======== Working data

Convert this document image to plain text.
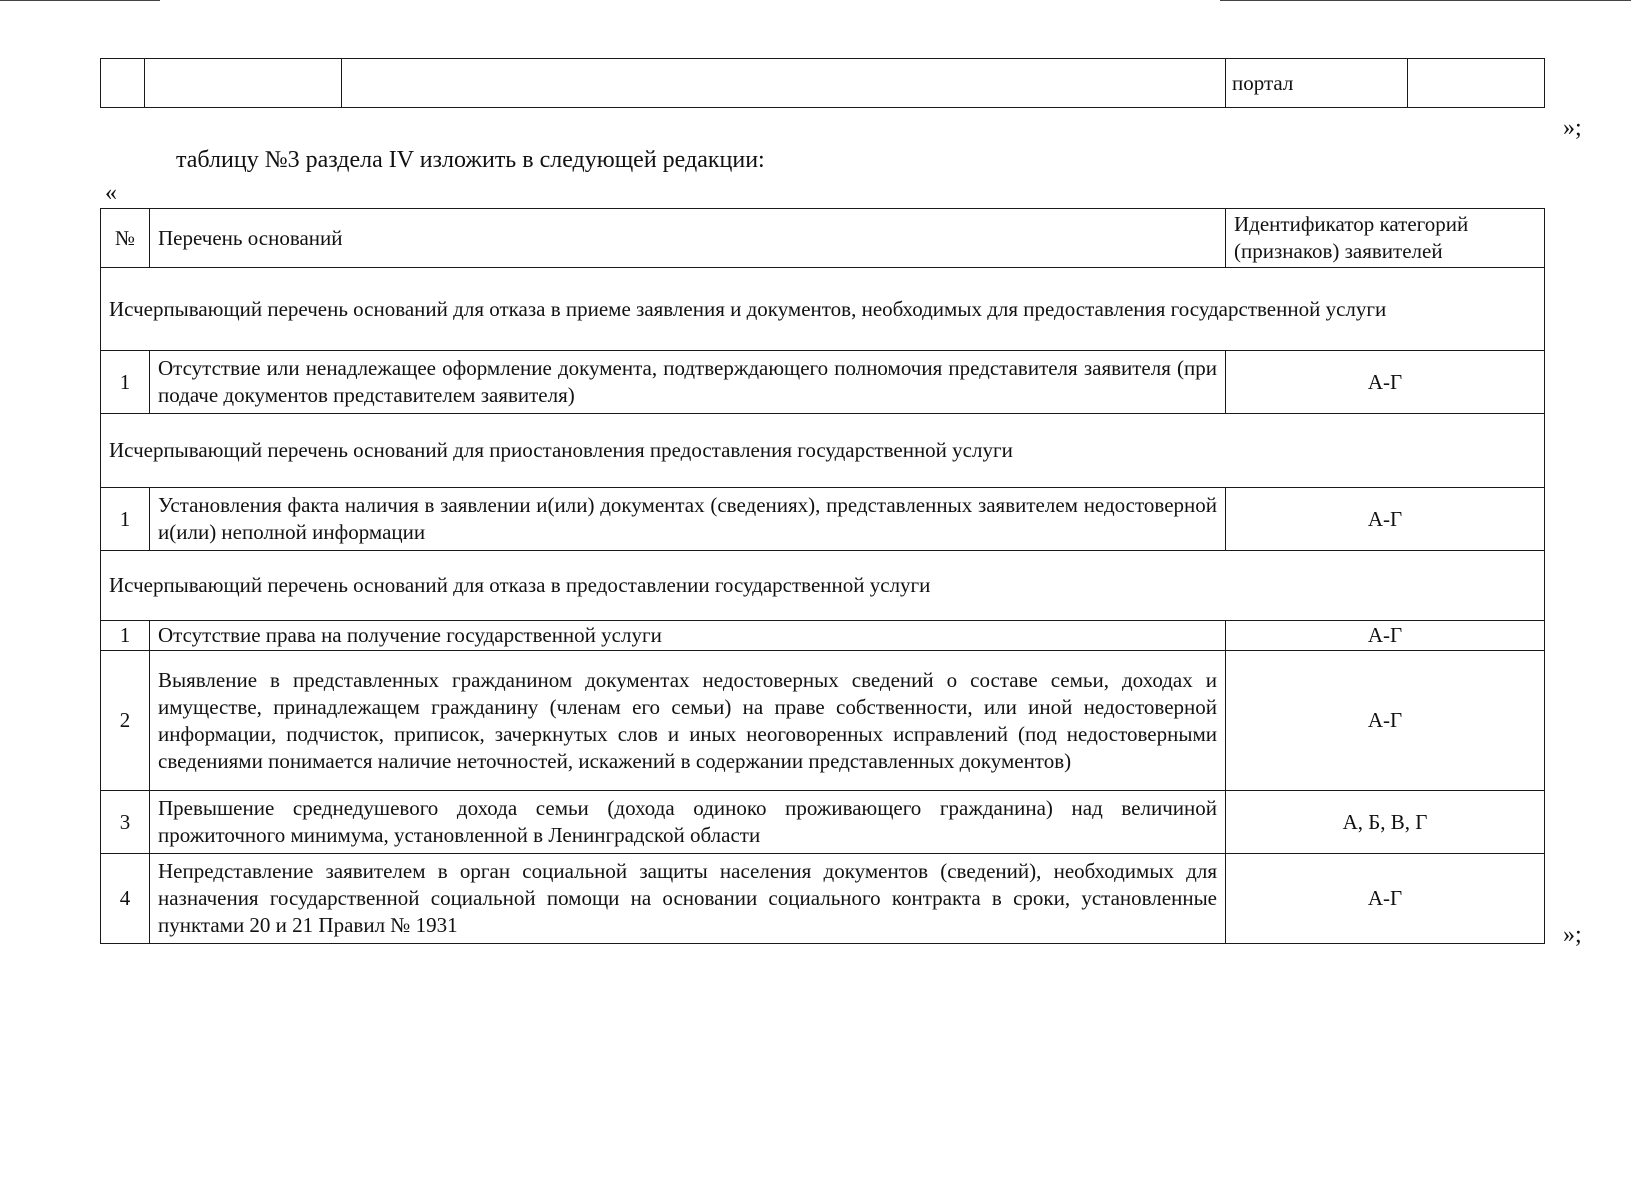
			портал	
»;
таблицу №3 раздела IV изложить в следующей редакции:
«
№	Перечень оснований	Идентификатор категорий (признаков) заявителей
Исчерпывающий перечень оснований для отказа в приеме заявления и документов, необходимых для предоставления государственной услуги		
1	Отсутствие или ненадлежащее оформление документа, подтверждающего полномочия представителя заявителя (при подаче документов представителем заявителя)	А-Г
Исчерпывающий перечень оснований для приостановления предоставления государственной услуги		
1	Установления факта наличия в заявлении и(или) документах (сведениях), представленных заявителем недостоверной и(или) неполной информации	А-Г
Исчерпывающий перечень оснований для отказа в предоставлении государственной услуги		
1	Отсутствие права на получение государственной услуги	А-Г
2	Выявление в представленных гражданином документах недостоверных сведений о составе семьи, доходах и имуществе, принадлежащем гражданину (членам его семьи) на праве собственности, или иной недостоверной информации, подчисток, приписок, зачеркнутых слов и иных неоговоренных исправлений (под недостоверными сведениями понимается наличие неточностей, искажений в содержании представленных документов)	А-Г
3	Превышение среднедушевого дохода семьи (дохода одиноко проживающего гражданина) над величиной прожиточного минимума, установленной в Ленинградской области	А, Б, В, Г
4	Непредставление заявителем в орган социальной защиты населения документов (сведений), необходимых для назначения государственной социальной помощи на основании социального контракта в сроки, установленные пунктами 20 и 21 Правил № 1931	А-Г
»;
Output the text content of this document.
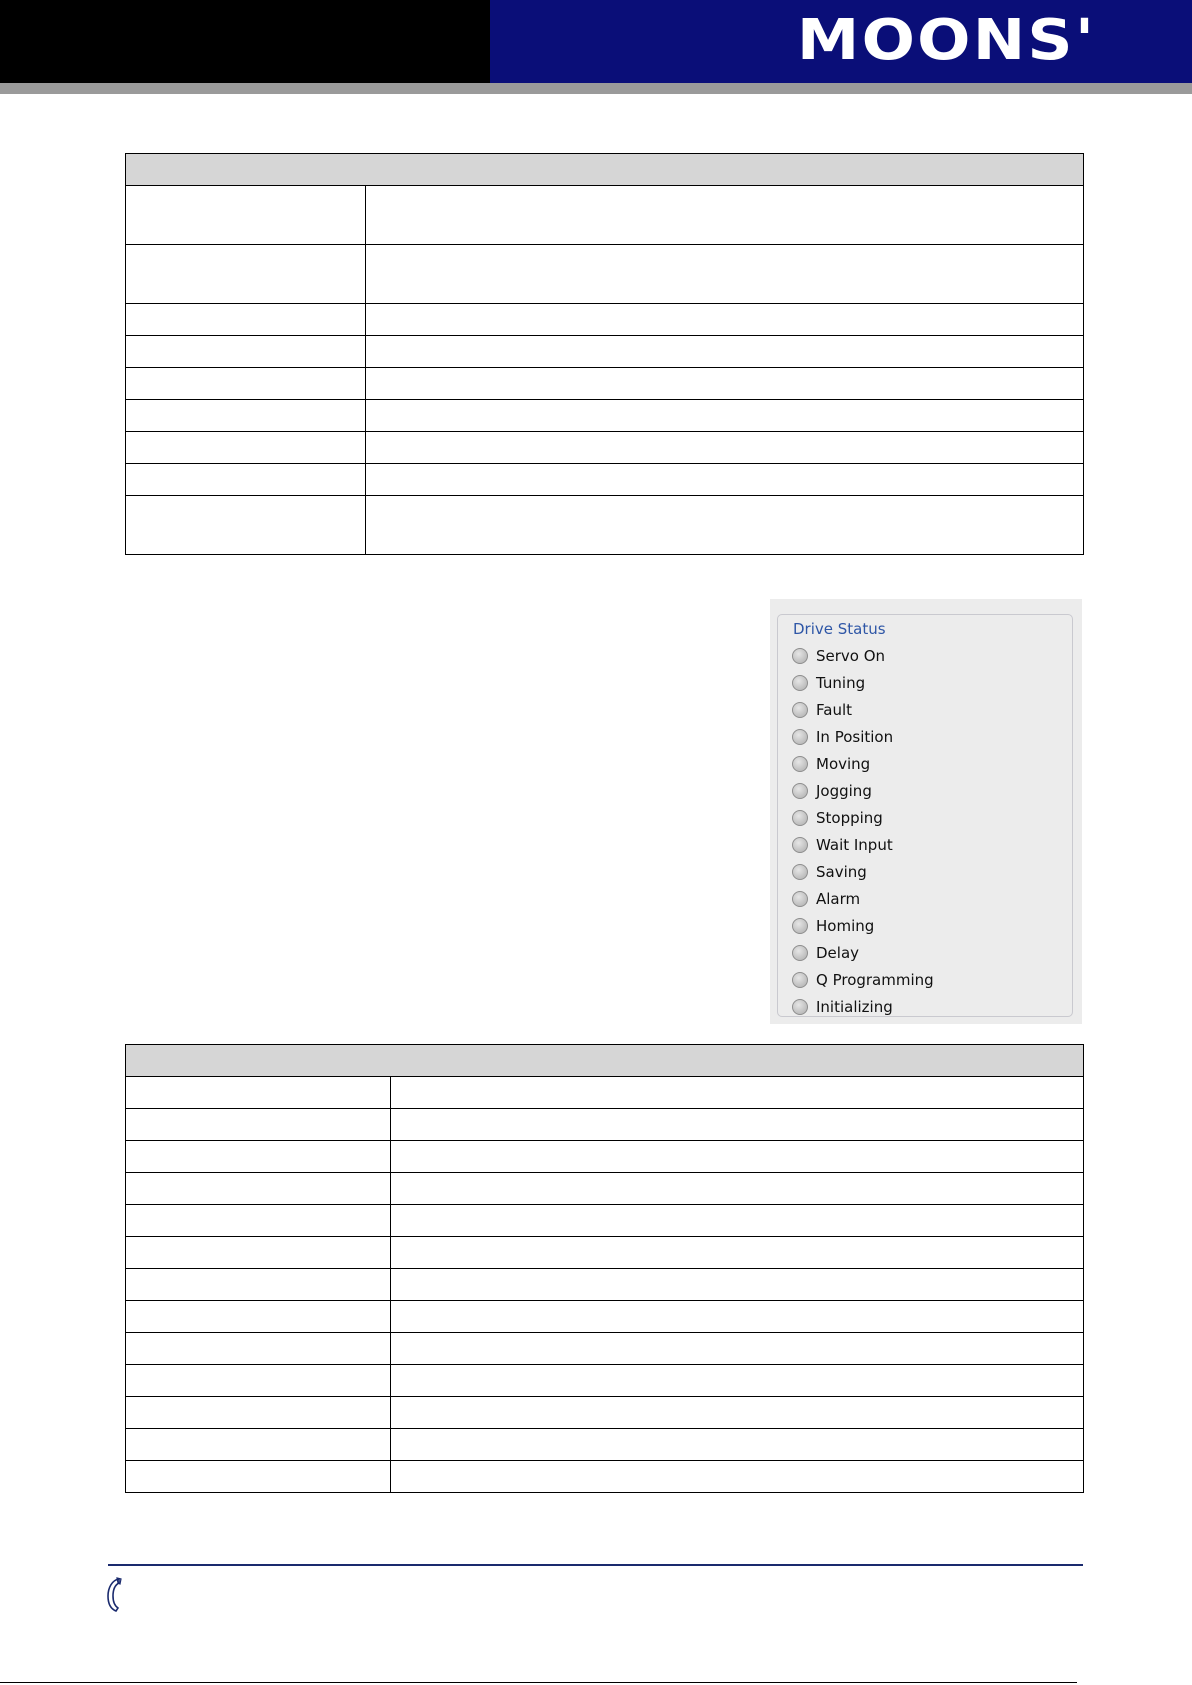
MOONS'

Drive Status
Servo On
Tuning
Fault
In Position
Moving
Jogging
Stopping
Wait Input
Saving
Alarm
Homing
Delay
Q Programming
Initializing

================

:: Aim of the task ::
Reproduce every entry word for word, but omit the pictures.

:: Completed task ::
Convert this document image to plain text.
			портал	
»;
таблицу №3 раздела IV изложить в следующей редакции:
«
№	Перечень оснований	Идентификатор категорий (признаков) заявителей
Исчерпывающий перечень оснований для отказа в приеме заявления и документов, необходимых для предоставления государственной услуги		
1	Отсутствие или ненадлежащее оформление документа, подтверждающего полномочия представителя заявителя (при подаче документов представителем заявителя)	А-Г
Исчерпывающий перечень оснований для приостановления предоставления государственной услуги		
1	Установления факта наличия в заявлении и(или) документах (сведениях), представленных заявителем недостоверной и(или) неполной информации	А-Г
Исчерпывающий перечень оснований для отказа в предоставлении государственной услуги		
1	Отсутствие права на получение государственной услуги	А-Г
2	Выявление в представленных гражданином документах недостоверных сведений о составе семьи, доходах и имуществе, принадлежащем гражданину (членам его семьи) на праве собственности, или иной недостоверной информации, подчисток, приписок, зачеркнутых слов и иных неоговоренных исправлений (под недостоверными сведениями понимается наличие неточностей, искажений в содержании представленных документов)	А-Г
3	Превышение среднедушевого дохода семьи (дохода одиноко проживающего гражданина) над величиной прожиточного минимума, установленной в Ленинградской области	А, Б, В, Г
4	Непредставление заявителем в орган социальной защиты населения документов (сведений), необходимых для назначения государственной социальной помощи на основании социального контракта в сроки, установленные пунктами 20 и 21 Правил № 1931	А-Г
»;
Output the text content of this document.
MOONS'

Drive Status
Servo On
Tuning
Fault
In Position
Moving
Jogging
Stopping
Wait Input
Saving
Alarm
Homing
Delay
Q Programming
Initializing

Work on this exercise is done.